▶ Set task
Exclude all pictures, then copy each of the records exactly as written.
* * *
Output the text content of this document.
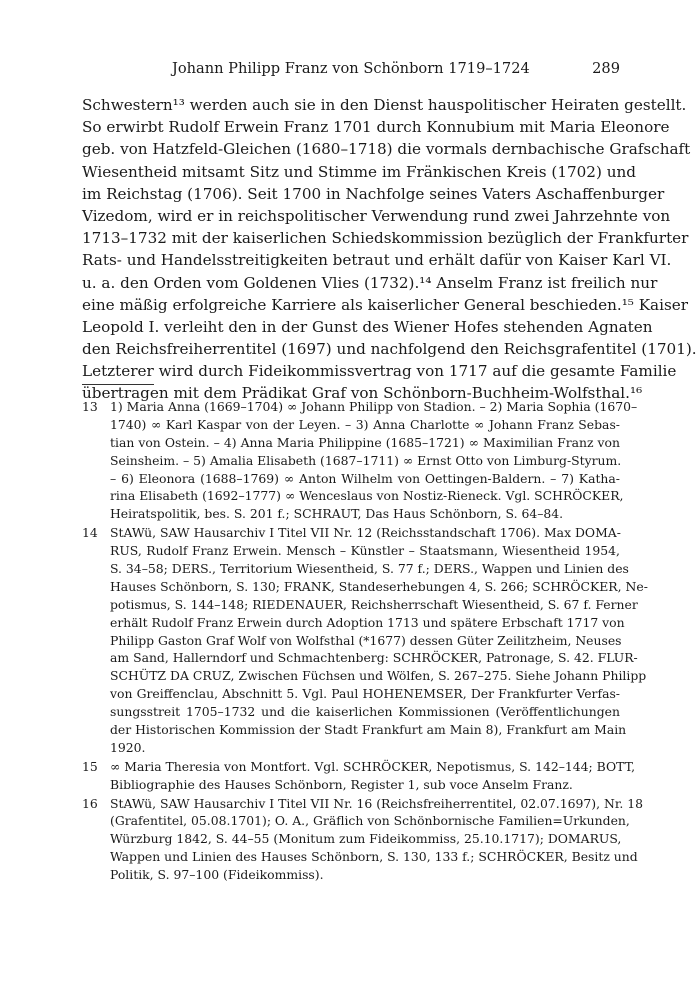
Johann Philipp Franz von Schönborn 1719–1724	289
Schwestern¹³ werden auch sie in den Dienst hauspolitischer Heiraten gestellt.
So erwirbt Rudolf Erwein Franz 1701 durch Konnubium mit Maria Eleonore
geb. von Hatzfeld-Gleichen (1680–1718) die vormals dernbachische Grafschaft
Wiesentheid mitsamt Sitz und Stimme im Fränkischen Kreis (1702) und
im Reichstag (1706). Seit 1700 in Nachfolge seines Vaters Aschaffenburger
Vizedom, wird er in reichspolitischer Verwendung rund zwei Jahrzehnte von
1713–1732 mit der kaiserlichen Schiedskommission bezüglich der Frankfurter
Rats- und Handelsstreitigkeiten betraut und erhält dafür von Kaiser Karl VI.
u. a. den Orden vom Goldenen Vlies (1732).¹⁴ Anselm Franz ist freilich nur
eine mäßig erfolgreiche Karriere als kaiserlicher General beschieden.¹⁵ Kaiser
Leopold I. verleiht den in der Gunst des Wiener Hofes stehenden Agnaten
den Reichsfreiherrentitel (1697) und nachfolgend den Reichsgrafentitel (1701).
Letzterer wird durch Fideikommissvertrag von 1717 auf die gesamte Familie
übertragen mit dem Prädikat Graf von Schönborn-Buchheim-Wolfsthal.¹⁶
13 1) Maria Anna (1669–1704) ∞ Johann Philipp von Stadion. – 2) Maria Sophia (1670–
1740) ∞ Karl Kaspar von der Leyen. – 3) Anna Charlotte ∞ Johann Franz Sebas-
tian von Ostein. – 4) Anna Maria Philippine (1685–1721) ∞ Maximilian Franz von
Seinsheim. – 5) Amalia Elisabeth (1687–1711) ∞ Ernst Otto von Limburg-Styrum.
– 6) Eleonora (1688–1769) ∞ Anton Wilhelm von Oettingen-Baldern. – 7) Katha-
rina Elisabeth (1692–1777) ∞ Wenceslaus von Nostiz-Rieneck. Vgl. SCHRÖCKER,
Heiratspolitik, bes. S. 201 f.; SCHRAUT, Das Haus Schönborn, S. 64–84.
14 StAWü, SAW Hausarchiv I Titel VII Nr. 12 (Reichsstandschaft 1706). Max DOMA-
RUS, Rudolf Franz Erwein. Mensch – Künstler – Staatsmann, Wiesentheid 1954,
S. 34–58; DERS., Territorium Wiesentheid, S. 77 f.; DERS., Wappen und Linien des
Hauses Schönborn, S. 130; FRANK, Standeserhebungen 4, S. 266; SCHRÖCKER, Ne-
potismus, S. 144–148; RIEDENAUER, Reichsherrschaft Wiesentheid, S. 67 f. Ferner
erhält Rudolf Franz Erwein durch Adoption 1713 und spätere Erbschaft 1717 von
Philipp Gaston Graf Wolf von Wolfsthal (*1677) dessen Güter Zeilitzheim, Neuses
am Sand, Hallerndorf und Schmachtenberg: SCHRÖCKER, Patronage, S. 42. FLUR-
SCHÜTZ DA CRUZ, Zwischen Füchsen und Wölfen, S. 267–275. Siehe Johann Philipp
von Greiffenclau, Abschnitt 5. Vgl. Paul HOHENEMSER, Der Frankfurter Verfas-
sungsstreit 1705–1732 und die kaiserlichen Kommissionen (Veröffentlichungen
der Historischen Kommission der Stadt Frankfurt am Main 8), Frankfurt am Main
1920.
15 ∞ Maria Theresia von Montfort. Vgl. SCHRÖCKER, Nepotismus, S. 142–144; BOTT,
Bibliographie des Hauses Schönborn, Register 1, sub voce Anselm Franz.
16 StAWü, SAW Hausarchiv I Titel VII Nr. 16 (Reichsfreiherrentitel, 02.07.1697), Nr. 18
(Grafentitel, 05.08.1701); O. A., Gräflich von Schönbornische Familien=Urkunden,
Würzburg 1842, S. 44–55 (Monitum zum Fideikommiss, 25.10.1717); DOMARUS,
Wappen und Linien des Hauses Schönborn, S. 130, 133 f.; SCHRÖCKER, Besitz und
Politik, S. 97–100 (Fideikommiss).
* * *
▶ Answer to this task
Output the text content of this document.
Johann Philipp Franz von Schönborn 1719–1724	289
Schwestern¹³ werden auch sie in den Dienst hauspolitischer Heiraten gestellt.
So erwirbt Rudolf Erwein Franz 1701 durch Konnubium mit Maria Eleonore
geb. von Hatzfeld-Gleichen (1680–1718) die vormals dernbachische Grafschaft
Wiesentheid mitsamt Sitz und Stimme im Fränkischen Kreis (1702) und
im Reichstag (1706). Seit 1700 in Nachfolge seines Vaters Aschaffenburger
Vizedom, wird er in reichspolitischer Verwendung rund zwei Jahrzehnte von
1713–1732 mit der kaiserlichen Schiedskommission bezüglich der Frankfurter
Rats- und Handelsstreitigkeiten betraut und erhält dafür von Kaiser Karl VI.
u. a. den Orden vom Goldenen Vlies (1732).¹⁴ Anselm Franz ist freilich nur
eine mäßig erfolgreiche Karriere als kaiserlicher General beschieden.¹⁵ Kaiser
Leopold I. verleiht den in der Gunst des Wiener Hofes stehenden Agnaten
den Reichsfreiherrentitel (1697) und nachfolgend den Reichsgrafentitel (1701).
Letzterer wird durch Fideikommissvertrag von 1717 auf die gesamte Familie
übertragen mit dem Prädikat Graf von Schönborn-Buchheim-Wolfsthal.¹⁶
13 1) Maria Anna (1669–1704) ∞ Johann Philipp von Stadion. – 2) Maria Sophia (1670–
1740) ∞ Karl Kaspar von der Leyen. – 3) Anna Charlotte ∞ Johann Franz Sebas-
tian von Ostein. – 4) Anna Maria Philippine (1685–1721) ∞ Maximilian Franz von
Seinsheim. – 5) Amalia Elisabeth (1687–1711) ∞ Ernst Otto von Limburg-Styrum.
– 6) Eleonora (1688–1769) ∞ Anton Wilhelm von Oettingen-Baldern. – 7) Katha-
rina Elisabeth (1692–1777) ∞ Wenceslaus von Nostiz-Rieneck. Vgl. SCHRÖCKER,
Heiratspolitik, bes. S. 201 f.; SCHRAUT, Das Haus Schönborn, S. 64–84.
14 StAWü, SAW Hausarchiv I Titel VII Nr. 12 (Reichsstandschaft 1706). Max DOMA-
RUS, Rudolf Franz Erwein. Mensch – Künstler – Staatsmann, Wiesentheid 1954,
S. 34–58; DERS., Territorium Wiesentheid, S. 77 f.; DERS., Wappen und Linien des
Hauses Schönborn, S. 130; FRANK, Standeserhebungen 4, S. 266; SCHRÖCKER, Ne-
potismus, S. 144–148; RIEDENAUER, Reichsherrschaft Wiesentheid, S. 67 f. Ferner
erhält Rudolf Franz Erwein durch Adoption 1713 und spätere Erbschaft 1717 von
Philipp Gaston Graf Wolf von Wolfsthal (*1677) dessen Güter Zeilitzheim, Neuses
am Sand, Hallerndorf und Schmachtenberg: SCHRÖCKER, Patronage, S. 42. FLUR-
SCHÜTZ DA CRUZ, Zwischen Füchsen und Wölfen, S. 267–275. Siehe Johann Philipp
von Greiffenclau, Abschnitt 5. Vgl. Paul HOHENEMSER, Der Frankfurter Verfas-
sungsstreit 1705–1732 und die kaiserlichen Kommissionen (Veröffentlichungen
der Historischen Kommission der Stadt Frankfurt am Main 8), Frankfurt am Main
1920.
15 ∞ Maria Theresia von Montfort. Vgl. SCHRÖCKER, Nepotismus, S. 142–144; BOTT,
Bibliographie des Hauses Schönborn, Register 1, sub voce Anselm Franz.
16 StAWü, SAW Hausarchiv I Titel VII Nr. 16 (Reichsfreiherrentitel, 02.07.1697), Nr. 18
(Grafentitel, 05.08.1701); O. A., Gräflich von Schönbornische Familien=Urkunden,
Würzburg 1842, S. 44–55 (Monitum zum Fideikommiss, 25.10.1717); DOMARUS,
Wappen und Linien des Hauses Schönborn, S. 130, 133 f.; SCHRÖCKER, Besitz und
Politik, S. 97–100 (Fideikommiss).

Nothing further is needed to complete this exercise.